● Given problem
Copy everything in the listing below word for word, apart from any images.

<<<<

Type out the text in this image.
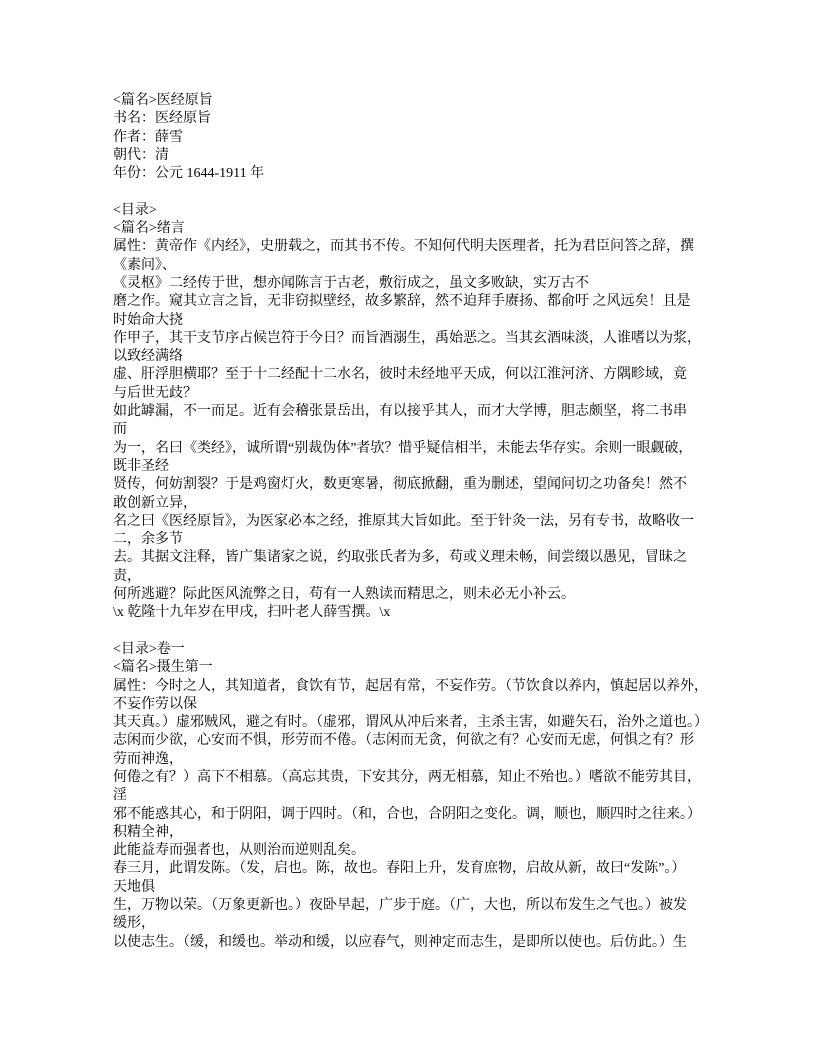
<篇名>医经原旨
书名：医经原旨
作者：薛雪
朝代：清
年份：公元 1644-1911 年
<目录>
<篇名>绪言
属性：黄帝作《内经》，史册载之，而其书不传。不知何代明夫医理者，托为君臣问答之辞，撰
《素问》、
《灵枢》二经传于世，想亦闻陈言于古老，敷衍成之，虽文多败缺，实万古不
磨之作。窥其立言之旨，无非窃拟壁经，故多繁辞，然不迫拜手赓扬、都俞吁 之风远矣！且是
时始命大挠
作甲子，其干支节序占候岂符于今日？而旨酒溺生，禹始恶之。当其玄酒味淡，人谁嗜以为浆，
以致经满络
虚、肝浮胆横耶？至于十二经配十二水名，彼时未经地平天成，何以江淮河济、方隅畛域，竟
与后世无歧？
如此罅漏，不一而足。近有会稽张景岳出，有以接乎其人，而才大学博，胆志颇坚，将二书串
而
为一，名曰《类经》，诚所谓“别裁伪体”者欤？惜乎疑信相半，未能去华存实。余则一眼觑破，
既非圣经
贤传，何妨割裂？于是鸡窗灯火，数更寒暑，彻底掀翻，重为删述，望闻问切之功备矣！然不
敢创新立异，
名之曰《医经原旨》，为医家必本之经，推原其大旨如此。至于针灸一法，另有专书，故略收一
二，余多节
去。其据文注释，皆广集诸家之说，约取张氏者为多，苟或义理未畅，间尝缀以愚见，冒昧之
责，
何所逃避？际此医风流弊之日，苟有一人熟读而精思之，则未必无小补云。
\x 乾隆十九年岁在甲戌，扫叶老人薛雪撰。\x
<目录>卷一
<篇名>摄生第一
属性：今时之人，其知道者，食饮有节，起居有常，不妄作劳。（节饮食以养内，慎起居以养外，
不妄作劳以保
其天真。）虚邪贼风，避之有时。（虚邪，谓风从冲后来者，主杀主害，如避矢石，治外之道也。）
志闲而少欲，心安而不惧，形劳而不倦。（志闲而无贪，何欲之有？心安而无虑，何惧之有？形
劳而神逸，
何倦之有？）高下不相慕。（高忘其贵，下安其分，两无相慕，知止不殆也。）嗜欲不能劳其目，
淫
邪不能惑其心，和于阴阳，调于四时。（和，合也，合阴阳之变化。调，顺也，顺四时之往来。）
积精全神，
此能益寿而强者也，从则治而逆则乱矣。
春三月，此谓发陈。（发，启也。陈，故也。春阳上升，发育庶物，启故从新，故曰“发陈”。）
天地俱
生，万物以荣。（万象更新也。）夜卧早起，广步于庭。（广，大也，所以布发生之气也。）被发
缓形，
以使志生。（缓，和缓也。举动和缓，以应春气，则神定而志生，是即所以使也。后仿此。）生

>>>>

● Full answer
Type out the text in this image.
<篇名>医经原旨
书名：医经原旨
作者：薛雪
朝代：清
年份：公元 1644-1911 年
<目录>
<篇名>绪言
属性：黄帝作《内经》，史册载之，而其书不传。不知何代明夫医理者，托为君臣问答之辞，撰
《素问》、
《灵枢》二经传于世，想亦闻陈言于古老，敷衍成之，虽文多败缺，实万古不
磨之作。窥其立言之旨，无非窃拟壁经，故多繁辞，然不迫拜手赓扬、都俞吁 之风远矣！且是
时始命大挠
作甲子，其干支节序占候岂符于今日？而旨酒溺生，禹始恶之。当其玄酒味淡，人谁嗜以为浆，
以致经满络
虚、肝浮胆横耶？至于十二经配十二水名，彼时未经地平天成，何以江淮河济、方隅畛域，竟
与后世无歧？
如此罅漏，不一而足。近有会稽张景岳出，有以接乎其人，而才大学博，胆志颇坚，将二书串
而
为一，名曰《类经》，诚所谓“别裁伪体”者欤？惜乎疑信相半，未能去华存实。余则一眼觑破，
既非圣经
贤传，何妨割裂？于是鸡窗灯火，数更寒暑，彻底掀翻，重为删述，望闻问切之功备矣！然不
敢创新立异，
名之曰《医经原旨》，为医家必本之经，推原其大旨如此。至于针灸一法，另有专书，故略收一
二，余多节
去。其据文注释，皆广集诸家之说，约取张氏者为多，苟或义理未畅，间尝缀以愚见，冒昧之
责，
何所逃避？际此医风流弊之日，苟有一人熟读而精思之，则未必无小补云。
\x 乾隆十九年岁在甲戌，扫叶老人薛雪撰。\x
<目录>卷一
<篇名>摄生第一
属性：今时之人，其知道者，食饮有节，起居有常，不妄作劳。（节饮食以养内，慎起居以养外，
不妄作劳以保
其天真。）虚邪贼风，避之有时。（虚邪，谓风从冲后来者，主杀主害，如避矢石，治外之道也。）
志闲而少欲，心安而不惧，形劳而不倦。（志闲而无贪，何欲之有？心安而无虑，何惧之有？形
劳而神逸，
何倦之有？）高下不相慕。（高忘其贵，下安其分，两无相慕，知止不殆也。）嗜欲不能劳其目，
淫
邪不能惑其心，和于阴阳，调于四时。（和，合也，合阴阳之变化。调，顺也，顺四时之往来。）
积精全神，
此能益寿而强者也，从则治而逆则乱矣。
春三月，此谓发陈。（发，启也。陈，故也。春阳上升，发育庶物，启故从新，故曰“发陈”。）
天地俱
生，万物以荣。（万象更新也。）夜卧早起，广步于庭。（广，大也，所以布发生之气也。）被发
缓形，
以使志生。（缓，和缓也。举动和缓，以应春气，则神定而志生，是即所以使也。后仿此。）生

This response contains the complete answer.